• Text segment
***
The vampires, all scions of nobility, live on blood substitute and pure style, dressed to the nines, waving
graciously to the squealing fangirls who cluster at the gate for the chance to glimpse them or snap a photo
as the classes change at dusk. Their leader Kaname--a Pure Blood, one of the oldest vampire families--outranks even the nobles, and rules with the classic velvet fist.
But the Pure Bloods have a dark aspect: while vampires in this universe are a species, born rather than made, a Pure Blood's bite can turn a human being into
a vampire like the folkloric bloodsuckers of old. Even worse, a human thus made has no chance of surviving for long.
He or she may resist, but sooner or later will degenerate into a
bestial, predatory monster, the lowest of the low: a Level E, fit only to be slaughtered.
Yuuki and Zero, raised as siblings, are polar opposites on the topic of vampires. Yuuki is the quintessential vampire fangirl, in love with the darkness and mystery of it all and the exotic beauty of the Night Class (they really are gorgeous--think of it as Ouran High School Blood Club), while Zero bears a fierce, mysterious grudge, and watches their every move with a narrow eye. It doesn't take the series long to reveal Zero's dark secret, and *sigh* it's one you've heard before: like so many anime monster fighters, Zero is on the way to becoming one himself. The son of a long line of vampire hunters, he was the only survivor when his family was slaughtered by vengeful revenants, and their leader, a Pure Blood, sealed their revenge by drinking from him, cursing Zero to turn into the thing he most hates. Yuuki learns the truth and vows to support her brother through the change, but Zero only wants her to put a bullet through his head. Meanwhile, the rivalry between Zero and Kaname heats up when Zero loses his grip and takes blood from Yuuki--blood Kaname regards as rightfully his. And just where does their adoptive father stand in all this? Why did he take in these two foundlings with their supernatural backstories and involve them in this strange nightside experiment? How long will Zero hold out and what will happen when he snaps?
==It's not got an original bone in its body, but it's pretty to look at, played for all the drama it can hold, and if you like good-looking vampires you could do a lot worse than these.
==See Fall 2008 for the second season/sequel, Vampire Knight: Guilty.
***
• Given exercise A
From the records, list as a numbered sequence, omitting blank lines, every line starting at the one that contains "- logo-tile: P: [438, 45, 454, 61]" and ending after the one that contains "- logo-tile: P: [418, 65, 434, 81]".
***
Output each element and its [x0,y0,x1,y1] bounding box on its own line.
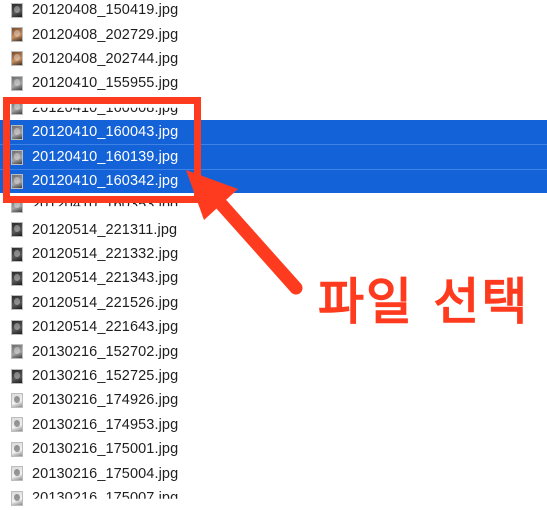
file-name: 20130216_175004.jpg [32,465,179,482]
file-name: 20120410_160008.jpg [32,99,179,116]
file-row[interactable]: 20130216_175004.jpg [0,461,547,485]
file-row[interactable]: 20130216_175001.jpg [0,437,547,461]
file-name: 20130216_175007.jpg [32,490,179,506]
file-name: 20120514_221332.jpg [32,246,179,263]
file-row[interactable]: 20120408_202729.jpg [0,22,547,46]
file-row[interactable]: 20120410_160139.jpg [0,144,547,169]
file-name: 20120410_160353.jpg [32,197,179,214]
annotation-label: 파일 선택 [318,273,530,331]
file-name: 20130216_152725.jpg [32,368,179,385]
file-name: 20130216_174953.jpg [32,416,179,433]
image-thumbnail-icon [11,27,23,43]
image-thumbnail-icon [11,197,23,213]
file-name: 20120408_150419.jpg [32,2,179,19]
file-name: 20120410_155955.jpg [32,75,179,92]
file-name: 20120514_221526.jpg [32,294,179,311]
file-name: 20120410_160043.jpg [32,124,179,141]
file-row[interactable]: 20120410_160008.jpg [0,96,547,120]
image-thumbnail-icon [11,295,23,311]
image-thumbnail-icon [11,51,23,67]
file-list: 20120408_150419.jpg 20120408_202729.jpg 20… [0,0,547,510]
image-thumbnail-icon [11,417,23,433]
file-name: 20120410_160139.jpg [32,149,179,166]
file-row[interactable]: 20120408_202744.jpg [0,47,547,71]
file-row[interactable]: 20130216_175007.jpg [0,486,547,510]
file-name: 20120514_221643.jpg [32,319,179,336]
file-row[interactable]: 20130216_174926.jpg [0,388,547,412]
file-row[interactable]: 20130216_174953.jpg [0,413,547,437]
image-thumbnail-icon [11,173,23,189]
image-thumbnail-icon [11,100,23,116]
image-thumbnail-icon [11,2,23,18]
image-thumbnail-icon [11,490,23,506]
image-thumbnail-icon [11,124,23,140]
file-name: 20130216_175001.jpg [32,441,179,458]
file-row[interactable]: 20120410_155955.jpg [0,71,547,95]
file-row[interactable]: 20120408_150419.jpg [0,0,547,22]
image-thumbnail-icon [11,75,23,91]
image-thumbnail-icon [11,441,23,457]
image-thumbnail-icon [11,222,23,238]
file-name: 20120408_202729.jpg [32,26,179,43]
image-thumbnail-icon [11,392,23,408]
image-thumbnail-icon [11,149,23,165]
file-row[interactable]: 20130216_152702.jpg [0,339,547,363]
file-name: 20130216_152702.jpg [32,343,179,360]
image-thumbnail-icon [11,368,23,384]
file-name: 20120514_221343.jpg [32,270,179,287]
file-name: 20120410_160342.jpg [32,173,179,190]
file-row[interactable]: 20130216_152725.jpg [0,364,547,388]
file-name: 20120514_221311.jpg [32,221,178,238]
image-thumbnail-icon [11,246,23,262]
file-row[interactable]: 20120514_221311.jpg [0,218,547,242]
image-thumbnail-icon [11,466,23,482]
file-name: 20120408_202744.jpg [32,50,179,67]
image-thumbnail-icon [11,344,23,360]
file-name: 20130216_174926.jpg [32,392,179,409]
file-row[interactable]: 20120410_160043.jpg [0,119,547,145]
image-thumbnail-icon [11,270,23,286]
file-row[interactable]: 20120410_160342.jpg [0,168,547,194]
image-thumbnail-icon [11,319,23,335]
file-row[interactable]: 20120410_160353.jpg [0,193,547,217]
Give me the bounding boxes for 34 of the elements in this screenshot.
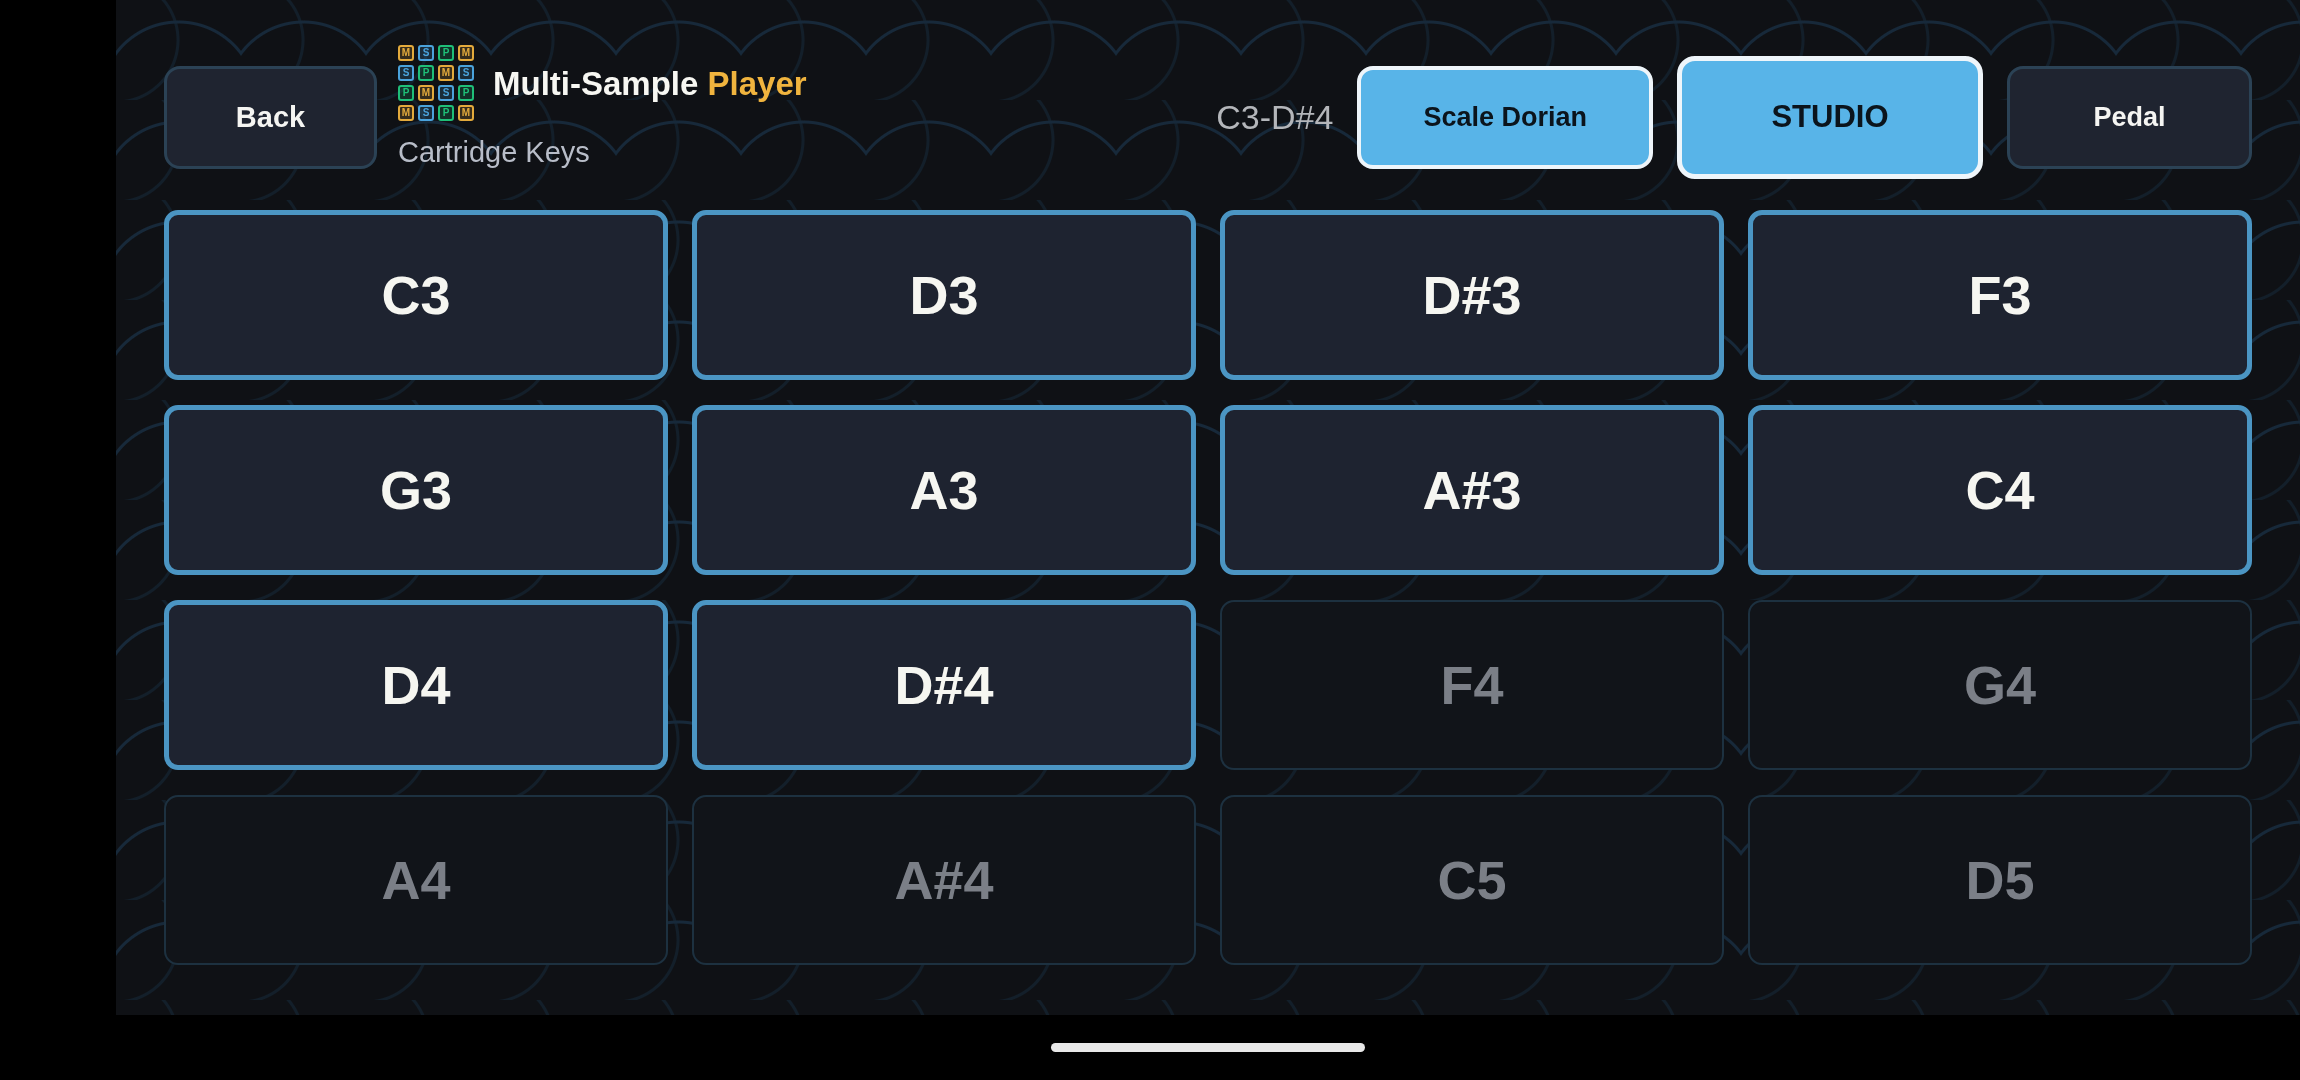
- logo-tile: P: [438, 45, 454, 61]
- logo-tile: P: [398, 85, 414, 101]
- logo-tile: M: [458, 45, 474, 61]
- logo-tile: M: [398, 45, 414, 61]
- note-pad[interactable]: D4: [164, 600, 668, 770]
- note-pad[interactable]: C3: [164, 210, 668, 380]
- note-pad[interactable]: D3: [692, 210, 1196, 380]
- logo-tile: M: [418, 85, 434, 101]
- note-pad[interactable]: A3: [692, 405, 1196, 575]
- note-pad[interactable]: A#3: [1220, 405, 1724, 575]
- toggle-button[interactable]: Scale Dorian: [1357, 66, 1653, 169]
- app-title: Multi-Sample Player: [493, 66, 807, 100]
- home-indicator[interactable]: [1051, 1043, 1365, 1052]
- logo-tile: M: [458, 105, 474, 121]
- note-pad[interactable]: D#3: [1220, 210, 1724, 380]
- logo-tile: P: [458, 85, 474, 101]
- back-button[interactable]: Back: [164, 66, 377, 169]
- range-label: C3-D#4: [1216, 97, 1334, 138]
- logo-tile: S: [458, 65, 474, 81]
- note-pad[interactable]: G3: [164, 405, 668, 575]
- subtitle: Cartridge Keys: [398, 135, 591, 170]
- note-pad[interactable]: F3: [1748, 210, 2252, 380]
- logo-tile: S: [418, 45, 434, 61]
- note-pad[interactable]: C4: [1748, 405, 2252, 575]
- logo-tile: S: [418, 105, 434, 121]
- toggle-button[interactable]: STUDIO: [1677, 56, 1983, 179]
- logo-tile: S: [398, 65, 414, 81]
- logo-tile: P: [418, 65, 434, 81]
- logo-tile: M: [398, 105, 414, 121]
- logo-tile: S: [438, 85, 454, 101]
- logo-tile: P: [438, 105, 454, 121]
- logo-tile: M: [438, 65, 454, 81]
- toggle-button[interactable]: Pedal: [2007, 66, 2252, 169]
- note-pad[interactable]: D#4: [692, 600, 1196, 770]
***
• Given exercise B
According to the anime review, why is Zero on his way to becoming a vampire?

• Full solution A
1. - logo-tile: P: [438, 45, 454, 61]
2. - logo-tile: P: [398, 85, 414, 101]
3. - logo-tile: M: [458, 45, 474, 61]
4. - logo-tile: M: [398, 45, 414, 61]
5. - note-pad[interactable]: D4: [164, 600, 668, 770]
6. - note-pad[interactable]: C3: [164, 210, 668, 380]
7. - note-pad[interactable]: D3: [692, 210, 1196, 380]
8. - logo-tile: M: [418, 85, 434, 101]
9. - note-pad[interactable]: A3: [692, 405, 1196, 575]
10. - note-pad[interactable]: A#3: [1220, 405, 1724, 575]
11. - toggle-button[interactable]: Scale Dorian: [1357, 66, 1653, 169]
12. - app-title: Multi-Sample Player: [493, 66, 807, 100]
13. - home-indicator[interactable]: [1051, 1043, 1365, 1052]
14. - logo-tile: M: [458, 105, 474, 121]
15. - note-pad[interactable]: D#3: [1220, 210, 1724, 380]
16. - logo-tile: P: [458, 85, 474, 101]
17. - back-button[interactable]: Back: [164, 66, 377, 169]
18. - range-label: C3-D#4: [1216, 97, 1334, 138]
19. - logo-tile: S: [458, 65, 474, 81]
20. - note-pad[interactable]: G3: [164, 405, 668, 575]
21. - subtitle: Cartridge Keys: [398, 135, 591, 170]
22. - note-pad[interactable]: F3: [1748, 210, 2252, 380]
23. - logo-tile: S: [418, 45, 434, 61]
24. - note-pad[interactable]: C4: [1748, 405, 2252, 575]
25. - logo-tile: S: [418, 105, 434, 121]
26. - toggle-button[interactable]: STUDIO: [1677, 56, 1983, 179]
27. - logo-tile: S: [398, 65, 414, 81]
28. - logo-tile: P: [418, 65, 434, 81]

• Full solution B
When vengeful revenants slaughtered his family of vampire hunters, their leader, a Pure Blood, drank from him. A Pure Blood's bite can turn a human into a vampire, so this cursed Zero to become the thing he most hates.